EXERCISE DIRECTIONS
Rewrite the items below, changing every "candle-body" to "candlestick-body" and leaving everything else as it is.

GIVEN RECORDS
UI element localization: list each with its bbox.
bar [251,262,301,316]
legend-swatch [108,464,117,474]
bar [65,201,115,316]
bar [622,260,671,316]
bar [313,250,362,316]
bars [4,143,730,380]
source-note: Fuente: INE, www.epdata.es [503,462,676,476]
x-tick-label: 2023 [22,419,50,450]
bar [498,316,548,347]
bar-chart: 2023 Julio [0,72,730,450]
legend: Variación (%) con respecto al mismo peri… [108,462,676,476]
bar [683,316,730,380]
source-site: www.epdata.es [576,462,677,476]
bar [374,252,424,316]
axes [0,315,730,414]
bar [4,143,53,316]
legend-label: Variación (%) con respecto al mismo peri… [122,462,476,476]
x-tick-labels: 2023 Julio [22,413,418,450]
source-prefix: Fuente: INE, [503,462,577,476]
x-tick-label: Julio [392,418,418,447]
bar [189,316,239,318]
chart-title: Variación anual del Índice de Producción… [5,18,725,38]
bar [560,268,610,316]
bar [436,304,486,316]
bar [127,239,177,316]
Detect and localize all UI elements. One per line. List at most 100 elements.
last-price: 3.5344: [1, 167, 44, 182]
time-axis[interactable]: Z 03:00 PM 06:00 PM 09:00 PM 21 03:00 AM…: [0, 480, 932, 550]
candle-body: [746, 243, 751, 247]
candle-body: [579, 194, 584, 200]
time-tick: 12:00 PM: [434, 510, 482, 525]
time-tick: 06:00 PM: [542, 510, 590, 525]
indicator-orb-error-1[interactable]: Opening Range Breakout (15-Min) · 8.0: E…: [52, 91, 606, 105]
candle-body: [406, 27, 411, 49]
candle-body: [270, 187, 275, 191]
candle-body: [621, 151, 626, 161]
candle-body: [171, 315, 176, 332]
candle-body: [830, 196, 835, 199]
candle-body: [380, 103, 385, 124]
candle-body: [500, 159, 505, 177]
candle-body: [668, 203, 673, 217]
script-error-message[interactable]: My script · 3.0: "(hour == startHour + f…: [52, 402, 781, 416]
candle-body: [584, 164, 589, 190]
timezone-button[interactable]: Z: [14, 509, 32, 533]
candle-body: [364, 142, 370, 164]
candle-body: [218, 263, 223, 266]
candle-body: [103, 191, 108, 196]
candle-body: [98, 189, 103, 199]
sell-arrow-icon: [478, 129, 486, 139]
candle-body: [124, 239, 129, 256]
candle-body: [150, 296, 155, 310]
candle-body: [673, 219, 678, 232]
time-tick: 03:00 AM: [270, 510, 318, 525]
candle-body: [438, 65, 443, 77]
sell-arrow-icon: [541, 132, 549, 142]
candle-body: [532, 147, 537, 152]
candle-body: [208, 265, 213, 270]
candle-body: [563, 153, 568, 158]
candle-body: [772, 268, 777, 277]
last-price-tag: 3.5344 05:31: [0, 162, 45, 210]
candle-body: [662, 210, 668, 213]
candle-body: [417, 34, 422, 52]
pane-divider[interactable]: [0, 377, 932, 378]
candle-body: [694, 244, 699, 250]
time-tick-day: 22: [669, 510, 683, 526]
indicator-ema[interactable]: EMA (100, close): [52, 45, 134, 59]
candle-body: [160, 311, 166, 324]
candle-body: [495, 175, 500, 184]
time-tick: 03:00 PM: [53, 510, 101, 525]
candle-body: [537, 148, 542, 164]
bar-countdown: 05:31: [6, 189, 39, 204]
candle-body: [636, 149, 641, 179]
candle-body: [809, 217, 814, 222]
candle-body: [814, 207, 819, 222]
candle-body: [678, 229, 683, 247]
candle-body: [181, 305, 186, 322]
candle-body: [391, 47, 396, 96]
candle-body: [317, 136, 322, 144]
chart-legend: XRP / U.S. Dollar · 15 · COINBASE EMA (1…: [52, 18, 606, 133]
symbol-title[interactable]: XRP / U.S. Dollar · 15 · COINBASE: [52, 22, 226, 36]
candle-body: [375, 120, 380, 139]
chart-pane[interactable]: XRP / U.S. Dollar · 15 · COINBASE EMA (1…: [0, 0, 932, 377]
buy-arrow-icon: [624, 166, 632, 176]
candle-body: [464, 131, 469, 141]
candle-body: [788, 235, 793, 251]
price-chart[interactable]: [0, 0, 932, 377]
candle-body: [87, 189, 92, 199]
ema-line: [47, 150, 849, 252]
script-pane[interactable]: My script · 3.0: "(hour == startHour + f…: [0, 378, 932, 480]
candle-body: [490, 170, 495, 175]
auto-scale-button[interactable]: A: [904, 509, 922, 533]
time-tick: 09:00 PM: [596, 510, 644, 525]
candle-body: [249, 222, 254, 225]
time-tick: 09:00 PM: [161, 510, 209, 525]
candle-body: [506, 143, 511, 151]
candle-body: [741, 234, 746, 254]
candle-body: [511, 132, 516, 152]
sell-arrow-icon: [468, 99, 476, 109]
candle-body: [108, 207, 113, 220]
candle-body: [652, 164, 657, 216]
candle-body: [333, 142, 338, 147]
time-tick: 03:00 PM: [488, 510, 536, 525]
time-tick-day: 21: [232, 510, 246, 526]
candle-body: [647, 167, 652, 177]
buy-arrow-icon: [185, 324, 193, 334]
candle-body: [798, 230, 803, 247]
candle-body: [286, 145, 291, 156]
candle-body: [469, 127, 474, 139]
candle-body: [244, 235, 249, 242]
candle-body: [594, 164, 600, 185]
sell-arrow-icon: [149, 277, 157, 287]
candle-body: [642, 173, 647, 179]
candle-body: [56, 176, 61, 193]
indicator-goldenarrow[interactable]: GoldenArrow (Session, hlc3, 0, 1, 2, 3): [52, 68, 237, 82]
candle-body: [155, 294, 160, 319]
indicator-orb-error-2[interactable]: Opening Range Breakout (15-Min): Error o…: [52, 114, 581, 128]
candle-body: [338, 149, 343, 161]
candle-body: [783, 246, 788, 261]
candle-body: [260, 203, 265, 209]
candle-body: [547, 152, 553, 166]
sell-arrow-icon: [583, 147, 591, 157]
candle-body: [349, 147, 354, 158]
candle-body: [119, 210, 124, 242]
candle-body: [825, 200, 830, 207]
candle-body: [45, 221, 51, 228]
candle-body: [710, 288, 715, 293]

RESULT FOR THIS TASK
UI element localization: list each with its bbox.
bar [251,262,301,316]
legend-swatch [108,464,117,474]
bar [65,201,115,316]
bar [622,260,671,316]
bar [313,250,362,316]
bars [4,143,730,380]
source-note: Fuente: INE, www.epdata.es [503,462,676,476]
x-tick-label: 2023 [22,419,50,450]
bar [498,316,548,347]
bar-chart: 2023 Julio [0,72,730,450]
legend: Variación (%) con respecto al mismo peri… [108,462,676,476]
bar [683,316,730,380]
source-site: www.epdata.es [576,462,677,476]
bar [374,252,424,316]
axes [0,315,730,414]
bar [4,143,53,316]
legend-label: Variación (%) con respecto al mismo peri… [122,462,476,476]
x-tick-labels: 2023 Julio [22,413,418,450]
source-prefix: Fuente: INE, [503,462,577,476]
x-tick-label: Julio [392,418,418,447]
bar [189,316,239,318]
chart-title: Variación anual del Índice de Producción… [5,18,725,38]
bar [560,268,610,316]
bar [436,304,486,316]
bar [127,239,177,316]
Detect and localize all UI elements. One per line. List at most 100 elements.
last-price: 3.5344: [1, 167, 44, 182]
time-axis[interactable]: Z 03:00 PM 06:00 PM 09:00 PM 21 03:00 AM…: [0, 480, 932, 550]
candlestick-body: [746, 243, 751, 247]
candlestick-body: [579, 194, 584, 200]
time-tick: 12:00 PM: [434, 510, 482, 525]
time-tick: 06:00 PM: [542, 510, 590, 525]
indicator-orb-error-1[interactable]: Opening Range Breakout (15-Min) · 8.0: E…: [52, 91, 606, 105]
candlestick-body: [406, 27, 411, 49]
candlestick-body: [270, 187, 275, 191]
candlestick-body: [621, 151, 626, 161]
candlestick-body: [171, 315, 176, 332]
candlestick-body: [830, 196, 835, 199]
candlestick-body: [380, 103, 385, 124]
candlestick-body: [500, 159, 505, 177]
candlestick-body: [668, 203, 673, 217]
script-error-message[interactable]: My script · 3.0: "(hour == startHour + f…: [52, 402, 781, 416]
candlestick-body: [584, 164, 589, 190]
timezone-button[interactable]: Z: [14, 509, 32, 533]
candlestick-body: [364, 142, 370, 164]
candlestick-body: [218, 263, 223, 266]
candlestick-body: [103, 191, 108, 196]
candlestick-body: [98, 189, 103, 199]
sell-arrow-icon: [478, 129, 486, 139]
candlestick-body: [124, 239, 129, 256]
candlestick-body: [150, 296, 155, 310]
candlestick-body: [673, 219, 678, 232]
time-tick: 03:00 AM: [270, 510, 318, 525]
candlestick-body: [438, 65, 443, 77]
sell-arrow-icon: [541, 132, 549, 142]
candlestick-body: [532, 147, 537, 152]
candlestick-body: [208, 265, 213, 270]
candlestick-body: [563, 153, 568, 158]
candlestick-body: [772, 268, 777, 277]
last-price-tag: 3.5344 05:31: [0, 162, 45, 210]
candlestick-body: [662, 210, 668, 213]
candlestick-body: [417, 34, 422, 52]
pane-divider[interactable]: [0, 377, 932, 378]
candlestick-body: [694, 244, 699, 250]
time-tick-day: 22: [669, 510, 683, 526]
indicator-ema[interactable]: EMA (100, close): [52, 45, 134, 59]
candlestick-body: [160, 311, 166, 324]
candlestick-body: [495, 175, 500, 184]
time-tick: 03:00 PM: [53, 510, 101, 525]
candlestick-body: [537, 148, 542, 164]
bar-countdown: 05:31: [6, 189, 39, 204]
candlestick-body: [636, 149, 641, 179]
candlestick-body: [809, 217, 814, 222]
candlestick-body: [814, 207, 819, 222]
candlestick-body: [678, 229, 683, 247]
candlestick-body: [181, 305, 186, 322]
candlestick-body: [391, 47, 396, 96]
candlestick-body: [317, 136, 322, 144]
chart-legend: XRP / U.S. Dollar · 15 · COINBASE EMA (1…: [52, 18, 606, 133]
symbol-title[interactable]: XRP / U.S. Dollar · 15 · COINBASE: [52, 22, 226, 36]
candlestick-body: [375, 120, 380, 139]
chart-pane[interactable]: XRP / U.S. Dollar · 15 · COINBASE EMA (1…: [0, 0, 932, 377]
buy-arrow-icon: [624, 166, 632, 176]
candlestick-body: [464, 131, 469, 141]
candlestick-body: [788, 235, 793, 251]
price-chart[interactable]: [0, 0, 932, 377]
candlestick-body: [87, 189, 92, 199]
ema-line: [47, 150, 849, 252]
script-pane[interactable]: My script · 3.0: "(hour == startHour + f…: [0, 378, 932, 480]
candlestick-body: [490, 170, 495, 175]
auto-scale-button[interactable]: A: [904, 509, 922, 533]
time-tick: 09:00 PM: [596, 510, 644, 525]
candlestick-body: [249, 222, 254, 225]
time-tick: 09:00 PM: [161, 510, 209, 525]
candlestick-body: [506, 143, 511, 151]
candlestick-body: [741, 234, 746, 254]
candlestick-body: [511, 132, 516, 152]
sell-arrow-icon: [468, 99, 476, 109]
candlestick-body: [108, 207, 113, 220]
candlestick-body: [652, 164, 657, 216]
candlestick-body: [333, 142, 338, 147]
time-tick: 03:00 PM: [488, 510, 536, 525]
time-tick-day: 21: [232, 510, 246, 526]
candlestick-body: [647, 167, 652, 177]
buy-arrow-icon: [185, 324, 193, 334]
candlestick-body: [798, 230, 803, 247]
candlestick-body: [286, 145, 291, 156]
candlestick-body: [469, 127, 474, 139]
candlestick-body: [244, 235, 249, 242]
candlestick-body: [594, 164, 600, 185]
sell-arrow-icon: [149, 277, 157, 287]
candlestick-body: [642, 173, 647, 179]
candlestick-body: [56, 176, 61, 193]
indicator-goldenarrow[interactable]: GoldenArrow (Session, hlc3, 0, 1, 2, 3): [52, 68, 237, 82]
candlestick-body: [155, 294, 160, 319]
indicator-orb-error-2[interactable]: Opening Range Breakout (15-Min): Error o…: [52, 114, 581, 128]
candlestick-body: [338, 149, 343, 161]
candlestick-body: [783, 246, 788, 261]
candlestick-body: [260, 203, 265, 209]
candlestick-body: [547, 152, 553, 166]
sell-arrow-icon: [583, 147, 591, 157]
candlestick-body: [349, 147, 354, 158]
candlestick-body: [119, 210, 124, 242]
candlestick-body: [825, 200, 830, 207]
candlestick-body: [45, 221, 51, 228]
candlestick-body: [710, 288, 715, 293]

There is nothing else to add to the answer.